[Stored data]
━━━━

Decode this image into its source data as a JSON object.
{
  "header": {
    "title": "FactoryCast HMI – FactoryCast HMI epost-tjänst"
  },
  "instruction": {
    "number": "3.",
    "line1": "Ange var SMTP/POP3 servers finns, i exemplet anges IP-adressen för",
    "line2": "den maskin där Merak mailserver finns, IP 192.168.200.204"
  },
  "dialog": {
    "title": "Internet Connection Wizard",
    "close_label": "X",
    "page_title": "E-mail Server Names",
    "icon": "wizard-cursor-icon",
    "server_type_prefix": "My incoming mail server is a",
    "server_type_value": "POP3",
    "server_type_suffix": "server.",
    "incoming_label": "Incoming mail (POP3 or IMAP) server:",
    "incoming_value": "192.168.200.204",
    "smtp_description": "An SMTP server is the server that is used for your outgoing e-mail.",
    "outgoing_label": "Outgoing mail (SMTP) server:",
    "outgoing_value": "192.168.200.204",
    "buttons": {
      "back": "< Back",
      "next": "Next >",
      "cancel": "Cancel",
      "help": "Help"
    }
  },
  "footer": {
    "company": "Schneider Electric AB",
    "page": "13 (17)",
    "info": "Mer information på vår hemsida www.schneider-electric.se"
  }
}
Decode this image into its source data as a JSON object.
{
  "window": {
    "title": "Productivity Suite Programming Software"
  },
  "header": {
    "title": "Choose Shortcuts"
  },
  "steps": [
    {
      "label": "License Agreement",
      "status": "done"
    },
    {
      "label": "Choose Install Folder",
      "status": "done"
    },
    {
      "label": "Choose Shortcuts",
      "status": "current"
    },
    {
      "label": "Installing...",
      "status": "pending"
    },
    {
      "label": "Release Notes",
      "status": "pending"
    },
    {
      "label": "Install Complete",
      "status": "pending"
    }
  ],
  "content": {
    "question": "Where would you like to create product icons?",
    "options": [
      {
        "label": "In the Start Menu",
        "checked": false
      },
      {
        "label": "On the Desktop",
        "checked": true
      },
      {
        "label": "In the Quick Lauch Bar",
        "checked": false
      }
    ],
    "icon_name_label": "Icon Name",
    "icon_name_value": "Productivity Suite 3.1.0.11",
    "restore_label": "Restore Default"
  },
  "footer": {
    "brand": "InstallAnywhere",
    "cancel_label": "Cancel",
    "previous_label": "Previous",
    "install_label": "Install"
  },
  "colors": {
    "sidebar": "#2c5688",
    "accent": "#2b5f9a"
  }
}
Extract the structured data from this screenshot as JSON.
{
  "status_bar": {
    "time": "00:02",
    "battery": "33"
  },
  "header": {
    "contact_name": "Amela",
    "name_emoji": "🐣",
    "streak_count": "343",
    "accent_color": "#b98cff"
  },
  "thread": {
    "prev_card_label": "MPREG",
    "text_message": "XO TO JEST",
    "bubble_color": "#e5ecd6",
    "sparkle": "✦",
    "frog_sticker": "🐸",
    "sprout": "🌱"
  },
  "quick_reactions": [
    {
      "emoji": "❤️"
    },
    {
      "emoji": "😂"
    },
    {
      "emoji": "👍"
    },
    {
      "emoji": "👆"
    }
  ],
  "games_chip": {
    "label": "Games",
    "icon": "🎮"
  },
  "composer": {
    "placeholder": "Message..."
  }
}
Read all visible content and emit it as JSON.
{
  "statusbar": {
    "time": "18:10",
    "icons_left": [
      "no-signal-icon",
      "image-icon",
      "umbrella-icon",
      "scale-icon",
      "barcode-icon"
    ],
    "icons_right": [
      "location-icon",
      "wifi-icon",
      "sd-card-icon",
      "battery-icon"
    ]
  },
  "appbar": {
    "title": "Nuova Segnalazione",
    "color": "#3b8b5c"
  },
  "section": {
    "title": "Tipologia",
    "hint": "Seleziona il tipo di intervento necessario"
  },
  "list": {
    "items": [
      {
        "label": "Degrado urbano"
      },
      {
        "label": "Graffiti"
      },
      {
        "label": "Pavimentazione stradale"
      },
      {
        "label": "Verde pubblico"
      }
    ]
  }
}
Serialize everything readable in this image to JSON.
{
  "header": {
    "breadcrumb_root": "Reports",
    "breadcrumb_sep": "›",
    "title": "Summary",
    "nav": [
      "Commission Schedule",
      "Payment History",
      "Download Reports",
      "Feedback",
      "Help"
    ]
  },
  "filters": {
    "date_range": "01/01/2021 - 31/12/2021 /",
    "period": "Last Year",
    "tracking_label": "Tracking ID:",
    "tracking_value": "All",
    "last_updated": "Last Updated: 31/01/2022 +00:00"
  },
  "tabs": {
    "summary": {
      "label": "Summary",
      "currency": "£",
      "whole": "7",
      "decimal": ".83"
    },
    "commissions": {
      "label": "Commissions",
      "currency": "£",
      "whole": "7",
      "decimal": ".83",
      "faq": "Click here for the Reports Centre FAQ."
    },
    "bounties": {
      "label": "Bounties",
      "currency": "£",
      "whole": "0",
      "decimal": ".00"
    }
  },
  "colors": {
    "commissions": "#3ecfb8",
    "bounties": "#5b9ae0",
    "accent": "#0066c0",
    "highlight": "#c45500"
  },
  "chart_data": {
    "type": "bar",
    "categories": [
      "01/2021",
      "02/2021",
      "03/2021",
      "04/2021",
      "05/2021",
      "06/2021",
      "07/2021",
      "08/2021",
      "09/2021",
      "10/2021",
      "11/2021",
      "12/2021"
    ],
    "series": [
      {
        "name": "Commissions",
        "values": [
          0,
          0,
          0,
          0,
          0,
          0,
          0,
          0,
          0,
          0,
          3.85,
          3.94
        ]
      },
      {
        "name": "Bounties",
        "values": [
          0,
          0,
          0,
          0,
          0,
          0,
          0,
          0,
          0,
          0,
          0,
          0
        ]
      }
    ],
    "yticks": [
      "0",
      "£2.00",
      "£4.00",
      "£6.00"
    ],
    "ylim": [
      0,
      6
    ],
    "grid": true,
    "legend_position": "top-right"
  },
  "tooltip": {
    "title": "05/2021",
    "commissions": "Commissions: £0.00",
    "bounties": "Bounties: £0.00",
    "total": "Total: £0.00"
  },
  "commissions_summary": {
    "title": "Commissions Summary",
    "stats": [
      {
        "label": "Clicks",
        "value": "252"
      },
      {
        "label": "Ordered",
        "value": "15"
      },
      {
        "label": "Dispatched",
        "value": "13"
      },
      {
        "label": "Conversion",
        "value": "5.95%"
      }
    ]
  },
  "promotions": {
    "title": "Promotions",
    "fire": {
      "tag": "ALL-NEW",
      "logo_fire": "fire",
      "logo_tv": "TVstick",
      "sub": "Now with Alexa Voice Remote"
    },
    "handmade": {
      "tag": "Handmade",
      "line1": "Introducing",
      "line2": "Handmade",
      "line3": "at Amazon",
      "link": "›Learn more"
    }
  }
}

━━━━

Each line above that holds the string "Productivity" should be copied and shown.

    "title": "Productivity Suite Programming Software"
    "icon_name_value": "Productivity Suite 3.1.0.11",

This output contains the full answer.